Labeled box entries
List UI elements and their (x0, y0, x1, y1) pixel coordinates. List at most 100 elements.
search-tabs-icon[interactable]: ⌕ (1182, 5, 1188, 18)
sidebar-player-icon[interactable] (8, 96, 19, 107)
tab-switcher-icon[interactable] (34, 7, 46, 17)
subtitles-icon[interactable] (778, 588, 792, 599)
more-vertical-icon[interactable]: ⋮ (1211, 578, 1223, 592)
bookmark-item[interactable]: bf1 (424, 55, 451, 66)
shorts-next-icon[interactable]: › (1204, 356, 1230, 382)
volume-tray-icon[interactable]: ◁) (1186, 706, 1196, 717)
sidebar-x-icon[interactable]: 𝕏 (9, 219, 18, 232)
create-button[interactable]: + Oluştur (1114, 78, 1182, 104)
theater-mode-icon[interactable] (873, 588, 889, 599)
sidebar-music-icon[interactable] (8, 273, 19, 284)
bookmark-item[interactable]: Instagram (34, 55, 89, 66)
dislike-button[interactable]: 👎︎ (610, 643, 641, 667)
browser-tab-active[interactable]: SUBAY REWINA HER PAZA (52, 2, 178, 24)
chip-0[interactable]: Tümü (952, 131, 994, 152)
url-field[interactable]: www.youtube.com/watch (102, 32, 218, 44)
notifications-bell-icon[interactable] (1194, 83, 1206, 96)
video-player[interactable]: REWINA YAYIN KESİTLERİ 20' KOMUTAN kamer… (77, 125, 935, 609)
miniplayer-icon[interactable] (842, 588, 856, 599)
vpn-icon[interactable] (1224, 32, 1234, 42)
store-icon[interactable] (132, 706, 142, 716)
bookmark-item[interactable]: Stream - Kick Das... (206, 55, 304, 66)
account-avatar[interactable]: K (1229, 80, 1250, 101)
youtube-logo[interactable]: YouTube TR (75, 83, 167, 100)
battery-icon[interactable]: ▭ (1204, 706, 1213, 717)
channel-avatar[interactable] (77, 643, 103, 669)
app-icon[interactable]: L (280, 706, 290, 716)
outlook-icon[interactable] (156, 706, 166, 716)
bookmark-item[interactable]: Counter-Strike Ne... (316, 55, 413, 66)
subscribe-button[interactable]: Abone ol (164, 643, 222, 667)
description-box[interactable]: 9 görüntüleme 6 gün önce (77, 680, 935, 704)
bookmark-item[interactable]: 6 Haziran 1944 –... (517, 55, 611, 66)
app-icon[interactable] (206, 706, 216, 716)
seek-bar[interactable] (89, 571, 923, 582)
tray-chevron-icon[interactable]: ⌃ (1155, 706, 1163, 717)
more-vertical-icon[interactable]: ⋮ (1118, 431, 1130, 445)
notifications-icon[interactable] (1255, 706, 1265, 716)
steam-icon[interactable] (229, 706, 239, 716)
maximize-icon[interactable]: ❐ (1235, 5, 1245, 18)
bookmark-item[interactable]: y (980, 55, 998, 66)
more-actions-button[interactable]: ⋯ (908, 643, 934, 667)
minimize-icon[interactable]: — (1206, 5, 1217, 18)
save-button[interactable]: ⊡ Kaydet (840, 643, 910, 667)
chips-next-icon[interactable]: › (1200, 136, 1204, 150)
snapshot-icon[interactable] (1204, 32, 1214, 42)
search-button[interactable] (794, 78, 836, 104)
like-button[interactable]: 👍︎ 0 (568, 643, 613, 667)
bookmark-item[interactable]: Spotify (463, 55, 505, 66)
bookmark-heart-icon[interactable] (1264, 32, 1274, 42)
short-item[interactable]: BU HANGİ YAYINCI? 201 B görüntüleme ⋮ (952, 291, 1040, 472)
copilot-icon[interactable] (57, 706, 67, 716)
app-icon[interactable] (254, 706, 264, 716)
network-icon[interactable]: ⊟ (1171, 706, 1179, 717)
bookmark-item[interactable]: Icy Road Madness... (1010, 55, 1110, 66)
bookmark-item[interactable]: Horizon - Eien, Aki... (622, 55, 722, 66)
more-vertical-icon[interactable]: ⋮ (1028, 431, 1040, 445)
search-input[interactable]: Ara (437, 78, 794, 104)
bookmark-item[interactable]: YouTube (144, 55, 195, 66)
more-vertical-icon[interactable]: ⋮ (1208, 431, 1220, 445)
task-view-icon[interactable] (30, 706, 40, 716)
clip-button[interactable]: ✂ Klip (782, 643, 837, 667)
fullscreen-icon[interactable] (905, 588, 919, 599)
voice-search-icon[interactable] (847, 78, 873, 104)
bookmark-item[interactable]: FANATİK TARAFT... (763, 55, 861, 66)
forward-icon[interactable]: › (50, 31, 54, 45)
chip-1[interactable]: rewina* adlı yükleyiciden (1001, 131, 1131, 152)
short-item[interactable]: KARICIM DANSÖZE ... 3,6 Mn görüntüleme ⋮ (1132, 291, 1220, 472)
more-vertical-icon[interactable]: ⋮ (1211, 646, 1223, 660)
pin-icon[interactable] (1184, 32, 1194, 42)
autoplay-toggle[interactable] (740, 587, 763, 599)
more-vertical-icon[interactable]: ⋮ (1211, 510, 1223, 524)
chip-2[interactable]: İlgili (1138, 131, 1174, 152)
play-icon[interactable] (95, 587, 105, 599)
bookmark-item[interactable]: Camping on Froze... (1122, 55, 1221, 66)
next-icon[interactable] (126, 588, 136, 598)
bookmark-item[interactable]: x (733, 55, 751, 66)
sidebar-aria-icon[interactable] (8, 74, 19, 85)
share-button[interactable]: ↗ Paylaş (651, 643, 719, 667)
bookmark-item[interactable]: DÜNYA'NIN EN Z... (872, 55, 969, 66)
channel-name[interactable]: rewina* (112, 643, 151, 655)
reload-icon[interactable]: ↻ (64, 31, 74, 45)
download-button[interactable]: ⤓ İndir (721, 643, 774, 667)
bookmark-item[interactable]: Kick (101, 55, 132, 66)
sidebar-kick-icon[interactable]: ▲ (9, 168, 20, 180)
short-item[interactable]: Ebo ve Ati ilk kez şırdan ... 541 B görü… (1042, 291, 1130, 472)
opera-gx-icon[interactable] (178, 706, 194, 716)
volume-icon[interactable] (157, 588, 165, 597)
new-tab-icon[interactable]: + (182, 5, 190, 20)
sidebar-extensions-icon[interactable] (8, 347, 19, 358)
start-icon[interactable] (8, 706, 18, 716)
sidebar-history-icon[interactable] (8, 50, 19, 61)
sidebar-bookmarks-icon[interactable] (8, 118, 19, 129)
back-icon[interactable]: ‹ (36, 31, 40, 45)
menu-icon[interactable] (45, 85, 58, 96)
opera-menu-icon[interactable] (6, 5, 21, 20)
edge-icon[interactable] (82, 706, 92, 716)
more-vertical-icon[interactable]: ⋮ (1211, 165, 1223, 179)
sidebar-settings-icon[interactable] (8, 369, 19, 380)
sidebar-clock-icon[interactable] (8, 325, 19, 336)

#### [Your task]
Rename "bookmark-item" to "favorite-item" everywhere it appears in the entries, and reproduce the rest without any change.

#### [Result for this task]
List UI elements and their (x0, y0, x1, y1) pixel coordinates. List at most 100 elements.
search-tabs-icon[interactable]: ⌕ (1182, 5, 1188, 18)
sidebar-player-icon[interactable] (8, 96, 19, 107)
tab-switcher-icon[interactable] (34, 7, 46, 17)
subtitles-icon[interactable] (778, 588, 792, 599)
more-vertical-icon[interactable]: ⋮ (1211, 578, 1223, 592)
favorite-item[interactable]: bf1 (424, 55, 451, 66)
shorts-next-icon[interactable]: › (1204, 356, 1230, 382)
volume-tray-icon[interactable]: ◁) (1186, 706, 1196, 717)
sidebar-x-icon[interactable]: 𝕏 (9, 219, 18, 232)
create-button[interactable]: + Oluştur (1114, 78, 1182, 104)
theater-mode-icon[interactable] (873, 588, 889, 599)
sidebar-music-icon[interactable] (8, 273, 19, 284)
favorite-item[interactable]: Instagram (34, 55, 89, 66)
dislike-button[interactable]: 👎︎ (610, 643, 641, 667)
browser-tab-active[interactable]: SUBAY REWINA HER PAZA (52, 2, 178, 24)
chip-0[interactable]: Tümü (952, 131, 994, 152)
url-field[interactable]: www.youtube.com/watch (102, 32, 218, 44)
notifications-bell-icon[interactable] (1194, 83, 1206, 96)
video-player[interactable]: REWINA YAYIN KESİTLERİ 20' KOMUTAN kamer… (77, 125, 935, 609)
miniplayer-icon[interactable] (842, 588, 856, 599)
vpn-icon[interactable] (1224, 32, 1234, 42)
store-icon[interactable] (132, 706, 142, 716)
favorite-item[interactable]: Stream - Kick Das... (206, 55, 304, 66)
account-avatar[interactable]: K (1229, 80, 1250, 101)
youtube-logo[interactable]: YouTube TR (75, 83, 167, 100)
battery-icon[interactable]: ▭ (1204, 706, 1213, 717)
channel-avatar[interactable] (77, 643, 103, 669)
app-icon[interactable]: L (280, 706, 290, 716)
outlook-icon[interactable] (156, 706, 166, 716)
favorite-item[interactable]: Counter-Strike Ne... (316, 55, 413, 66)
subscribe-button[interactable]: Abone ol (164, 643, 222, 667)
description-box[interactable]: 9 görüntüleme 6 gün önce (77, 680, 935, 704)
favorite-item[interactable]: 6 Haziran 1944 –... (517, 55, 611, 66)
app-icon[interactable] (206, 706, 216, 716)
seek-bar[interactable] (89, 571, 923, 582)
tray-chevron-icon[interactable]: ⌃ (1155, 706, 1163, 717)
more-vertical-icon[interactable]: ⋮ (1118, 431, 1130, 445)
notifications-icon[interactable] (1255, 706, 1265, 716)
steam-icon[interactable] (229, 706, 239, 716)
maximize-icon[interactable]: ❐ (1235, 5, 1245, 18)
favorite-item[interactable]: y (980, 55, 998, 66)
more-actions-button[interactable]: ⋯ (908, 643, 934, 667)
minimize-icon[interactable]: — (1206, 5, 1217, 18)
save-button[interactable]: ⊡ Kaydet (840, 643, 910, 667)
chips-next-icon[interactable]: › (1200, 136, 1204, 150)
snapshot-icon[interactable] (1204, 32, 1214, 42)
search-button[interactable] (794, 78, 836, 104)
like-button[interactable]: 👍︎ 0 (568, 643, 613, 667)
favorite-item[interactable]: Spotify (463, 55, 505, 66)
bookmark-heart-icon[interactable] (1264, 32, 1274, 42)
short-item[interactable]: BU HANGİ YAYINCI? 201 B görüntüleme ⋮ (952, 291, 1040, 472)
copilot-icon[interactable] (57, 706, 67, 716)
app-icon[interactable] (254, 706, 264, 716)
network-icon[interactable]: ⊟ (1171, 706, 1179, 717)
favorite-item[interactable]: Icy Road Madness... (1010, 55, 1110, 66)
favorite-item[interactable]: Horizon - Eien, Aki... (622, 55, 722, 66)
more-vertical-icon[interactable]: ⋮ (1028, 431, 1040, 445)
search-input[interactable]: Ara (437, 78, 794, 104)
favorite-item[interactable]: YouTube (144, 55, 195, 66)
more-vertical-icon[interactable]: ⋮ (1208, 431, 1220, 445)
task-view-icon[interactable] (30, 706, 40, 716)
clip-button[interactable]: ✂ Klip (782, 643, 837, 667)
fullscreen-icon[interactable] (905, 588, 919, 599)
voice-search-icon[interactable] (847, 78, 873, 104)
favorite-item[interactable]: FANATİK TARAFT... (763, 55, 861, 66)
forward-icon[interactable]: › (50, 31, 54, 45)
chip-1[interactable]: rewina* adlı yükleyiciden (1001, 131, 1131, 152)
short-item[interactable]: KARICIM DANSÖZE ... 3,6 Mn görüntüleme ⋮ (1132, 291, 1220, 472)
more-vertical-icon[interactable]: ⋮ (1211, 646, 1223, 660)
pin-icon[interactable] (1184, 32, 1194, 42)
autoplay-toggle[interactable] (740, 587, 763, 599)
more-vertical-icon[interactable]: ⋮ (1211, 510, 1223, 524)
chip-2[interactable]: İlgili (1138, 131, 1174, 152)
play-icon[interactable] (95, 587, 105, 599)
favorite-item[interactable]: Camping on Froze... (1122, 55, 1221, 66)
next-icon[interactable] (126, 588, 136, 598)
favorite-item[interactable]: x (733, 55, 751, 66)
sidebar-aria-icon[interactable] (8, 74, 19, 85)
share-button[interactable]: ↗ Paylaş (651, 643, 719, 667)
favorite-item[interactable]: DÜNYA'NIN EN Z... (872, 55, 969, 66)
channel-name[interactable]: rewina* (112, 643, 151, 655)
reload-icon[interactable]: ↻ (64, 31, 74, 45)
download-button[interactable]: ⤓ İndir (721, 643, 774, 667)
favorite-item[interactable]: Kick (101, 55, 132, 66)
sidebar-kick-icon[interactable]: ▲ (9, 168, 20, 180)
short-item[interactable]: Ebo ve Ati ilk kez şırdan ... 541 B görü… (1042, 291, 1130, 472)
opera-gx-icon[interactable] (178, 706, 194, 716)
volume-icon[interactable] (157, 588, 165, 597)
new-tab-icon[interactable]: + (182, 5, 190, 20)
sidebar-extensions-icon[interactable] (8, 347, 19, 358)
start-icon[interactable] (8, 706, 18, 716)
sidebar-history-icon[interactable] (8, 50, 19, 61)
sidebar-bookmarks-icon[interactable] (8, 118, 19, 129)
back-icon[interactable]: ‹ (36, 31, 40, 45)
menu-icon[interactable] (45, 85, 58, 96)
opera-menu-icon[interactable] (6, 5, 21, 20)
edge-icon[interactable] (82, 706, 92, 716)
more-vertical-icon[interactable]: ⋮ (1211, 165, 1223, 179)
sidebar-settings-icon[interactable] (8, 369, 19, 380)
sidebar-clock-icon[interactable] (8, 325, 19, 336)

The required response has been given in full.